━━ SUPPLIED DATA ━━
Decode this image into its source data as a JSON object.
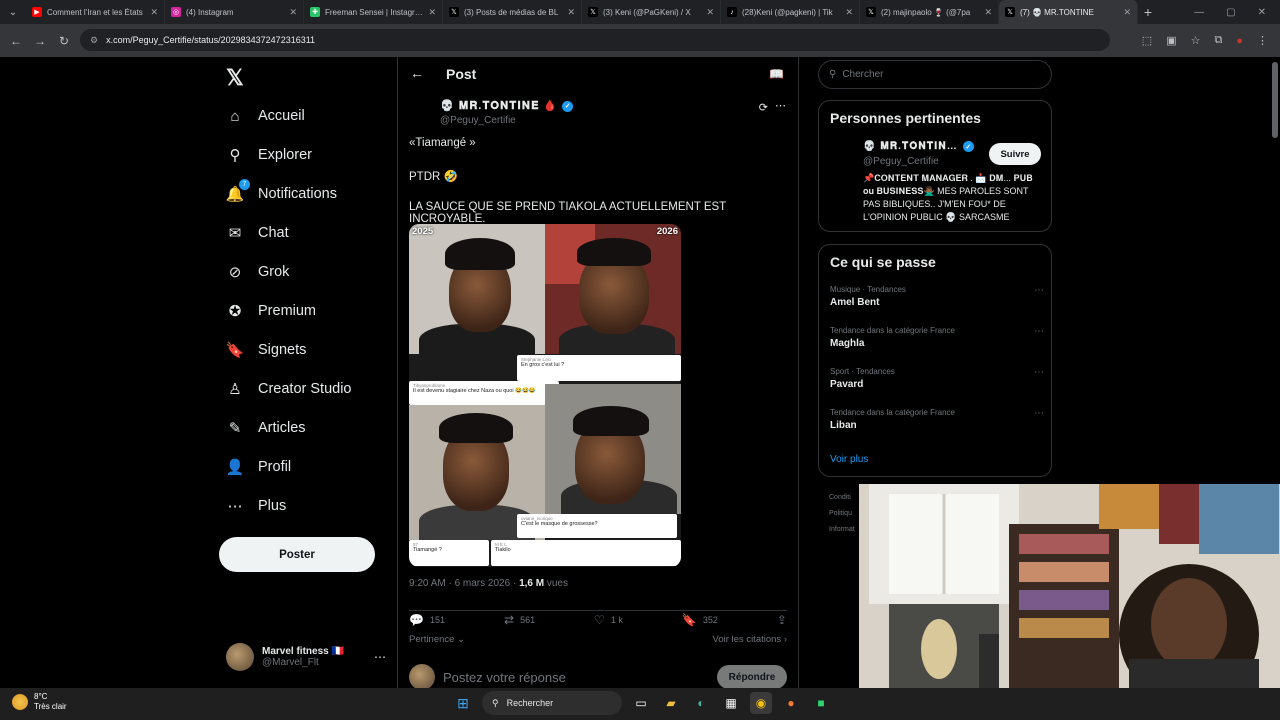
{
  "browser": {
    "tabs": [
      {
        "title": "Comment l'Iran et les États",
        "color": "#ff0000",
        "glyph": "▶"
      },
      {
        "title": "(4) Instagram",
        "color": "#d6249f",
        "glyph": "◎"
      },
      {
        "title": "Freeman Sensei | Instagram",
        "color": "#29c36a",
        "glyph": "✚"
      },
      {
        "title": "(3) Posts de médias de BL",
        "color": "#000000",
        "glyph": "𝕏"
      },
      {
        "title": "(3) Keni (@PaGKeni) / X",
        "color": "#000000",
        "glyph": "𝕏"
      },
      {
        "title": "(28)Keni (@pagkeni) | Tik",
        "color": "#000000",
        "glyph": "♪"
      },
      {
        "title": "(2) majinpaolo 🍷 (@7pa",
        "color": "#000000",
        "glyph": "𝕏"
      },
      {
        "title": "(7) 💀 MR.TONTINE",
        "color": "#000000",
        "glyph": "𝕏"
      }
    ],
    "url": "x.com/Peguy_Certifie/status/2029834372472316311"
  },
  "nav": {
    "items": [
      {
        "label": "Accueil",
        "icon": "⌂",
        "name": "home"
      },
      {
        "label": "Explorer",
        "icon": "⚲",
        "name": "explore"
      },
      {
        "label": "Notifications",
        "icon": "🔔",
        "name": "notifications",
        "badge": "7"
      },
      {
        "label": "Chat",
        "icon": "✉",
        "name": "chat"
      },
      {
        "label": "Grok",
        "icon": "⊘",
        "name": "grok"
      },
      {
        "label": "Premium",
        "icon": "✪",
        "name": "premium"
      },
      {
        "label": "Signets",
        "icon": "🔖",
        "name": "bookmarks"
      },
      {
        "label": "Creator Studio",
        "icon": "♙",
        "name": "creator-studio"
      },
      {
        "label": "Articles",
        "icon": "✎",
        "name": "articles"
      },
      {
        "label": "Profil",
        "icon": "👤",
        "name": "profile"
      },
      {
        "label": "Plus",
        "icon": "⋯",
        "name": "more"
      }
    ],
    "post_button": "Poster",
    "account": {
      "name": "Marvel fitness 🇫🇷",
      "handle": "@Marvel_Flt"
    }
  },
  "post": {
    "header_title": "Post",
    "author_name": "💀 𝐌𝐑.𝐓𝐎𝐍𝐓𝐈𝐍𝐄 🩸",
    "author_handle": "@Peguy_Certifie",
    "lines": [
      "«Tiamangé »",
      "PTDR 🤣",
      "LA SAUCE QUE SE PREND TIAKOLA ACTUELLEMENT EST INCROYABLE."
    ],
    "media": {
      "year_left": "2025",
      "year_right": "2026",
      "comments": [
        {
          "user": "Stephanie Lolo",
          "text": "En gros c'est lui ?"
        },
        {
          "user": "Tibyanproblame",
          "text": "Il est devenu stagiaire chez Naza ou quoi 😂😂😂"
        },
        {
          "user": "oviane_Ivorique",
          "text": "C'est le masque de grossesse?"
        },
        {
          "user": "87",
          "text": "Tiamangé ?"
        },
        {
          "user": "M E L",
          "text": "Tiakilo"
        }
      ]
    },
    "timestamp": "9:20 AM · 6 mars 2026 · ",
    "views_count": "1,6 M",
    "views_label": " vues",
    "replies": "151",
    "reposts": "561",
    "likes": "1 k",
    "bookmarks": "352",
    "sort_label": "Pertinence",
    "quotes_label": "Voir les citations",
    "reply_placeholder": "Postez votre réponse",
    "reply_button": "Répondre"
  },
  "sidebar": {
    "search_placeholder": "Chercher",
    "relevant_title": "Personnes pertinentes",
    "relevant": {
      "name": "💀 𝐌𝐑.𝐓𝐎𝐍𝐓𝐈𝐍…",
      "handle": "@Peguy_Certifie",
      "follow": "Suivre",
      "bio": "📌𝐂𝐎𝐍𝐓𝐄𝐍𝐓 𝐌𝐀𝐍𝐀𝐆𝐄𝐑 . 📩 𝐃𝐌... 𝐏𝐔𝐁 𝐨𝐮 𝐁𝐔𝐒𝐈𝐍𝐄𝐒𝐒🙅🏾‍♂️ MES PAROLES SONT PAS BIBLIQUES.. J'M'EN FOU* DE L'OPINION PUBLIC 💀 SARCASME"
    },
    "trends_title": "Ce qui se passe",
    "trends": [
      {
        "meta": "Musique · Tendances",
        "name": "Amel Bent"
      },
      {
        "meta": "Tendance dans la catégorie France",
        "name": "Maghla"
      },
      {
        "meta": "Sport · Tendances",
        "name": "Pavard"
      },
      {
        "meta": "Tendance dans la catégorie France",
        "name": "Liban"
      }
    ],
    "see_more": "Voir plus",
    "footer": [
      "Conditi",
      "Politiqu",
      "Informat"
    ]
  },
  "taskbar": {
    "temp": "8°C",
    "weather": "Très clair",
    "search": "Rechercher"
  },
  "colors": {
    "accent": "#1d9bf0",
    "background": "#000000",
    "border": "#2f3336",
    "muted": "#71767b"
  }
}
━━━
## WHAT YOU ARE ASKED TO DO
Select and copy each line from the data that includes the word "icon".

## OUTPUT
        "icon": "⌂",
        "icon": "⚲",
        "icon": "🔔",
        "icon": "✉",
        "icon": "⊘",
        "icon": "✪",
        "icon": "🔖",
        "icon": "♙",
        "icon": "✎",
        "icon": "👤",
        "icon": "⋯",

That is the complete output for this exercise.